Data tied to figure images
------------------------------------------------------------
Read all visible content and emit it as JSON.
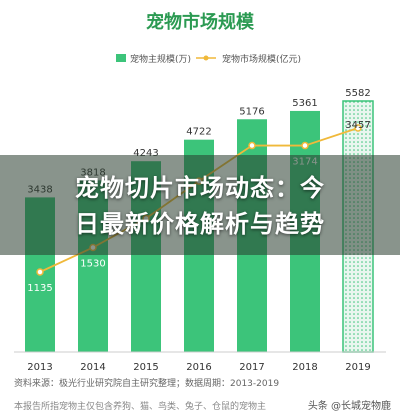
{
  "chart_data": {
    "type": "bar",
    "title": "宠物市场规模",
    "categories": [
      "2013",
      "2014",
      "2015",
      "2016",
      "2017",
      "2018",
      "2019"
    ],
    "series": [
      {
        "name": "宠物主规模(万)",
        "kind": "bar",
        "color": "#3cc47a",
        "values": [
          3438,
          3818,
          4243,
          4722,
          5176,
          5361,
          5582
        ],
        "value_labels": [
          "3438",
          "3818",
          "4243",
          "4722",
          "5176",
          "5361",
          "5582"
        ],
        "forecast_index": 6
      },
      {
        "name": "宠物市场规模(亿元)",
        "kind": "line",
        "color": "#f0b93a",
        "values": [
          1135,
          1530,
          2000,
          2600,
          3174,
          3174,
          3457
        ],
        "value_labels": [
          "1135",
          "1530",
          "",
          "",
          "",
          "3174",
          "3457"
        ]
      }
    ],
    "legend": "top-center",
    "grid": false
  },
  "overlay": {
    "headline_line1": "宠物切片市场动态：今",
    "headline_line2": "日最新价格解析与趋势"
  },
  "source_text": "资料来源：极光行业研究院自主研究整理；数据周期：2013-2019",
  "footnote_text": "本报告所指宠物主仅包含养狗、猫、鸟类、兔子、仓鼠的宠物主",
  "watermark_text": "头条 @长城宠物鹿"
}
------------------------------------------------------------
--- Set problem ---
Print all entries exactly. The images do not belong in the copy.

--- Correct answer ---
Read all visible content and emit it as JSON.
{
  "chart_data": {
    "type": "bar",
    "title": "宠物市场规模",
    "categories": [
      "2013",
      "2014",
      "2015",
      "2016",
      "2017",
      "2018",
      "2019"
    ],
    "series": [
      {
        "name": "宠物主规模(万)",
        "kind": "bar",
        "color": "#3cc47a",
        "values": [
          3438,
          3818,
          4243,
          4722,
          5176,
          5361,
          5582
        ],
        "value_labels": [
          "3438",
          "3818",
          "4243",
          "4722",
          "5176",
          "5361",
          "5582"
        ],
        "forecast_index": 6
      },
      {
        "name": "宠物市场规模(亿元)",
        "kind": "line",
        "color": "#f0b93a",
        "values": [
          1135,
          1530,
          2000,
          2600,
          3174,
          3174,
          3457
        ],
        "value_labels": [
          "1135",
          "1530",
          "",
          "",
          "",
          "3174",
          "3457"
        ]
      }
    ],
    "legend": "top-center",
    "grid": false
  },
  "overlay": {
    "headline_line1": "宠物切片市场动态：今",
    "headline_line2": "日最新价格解析与趋势"
  },
  "source_text": "资料来源：极光行业研究院自主研究整理；数据周期：2013-2019",
  "footnote_text": "本报告所指宠物主仅包含养狗、猫、鸟类、兔子、仓鼠的宠物主",
  "watermark_text": "头条 @长城宠物鹿"
}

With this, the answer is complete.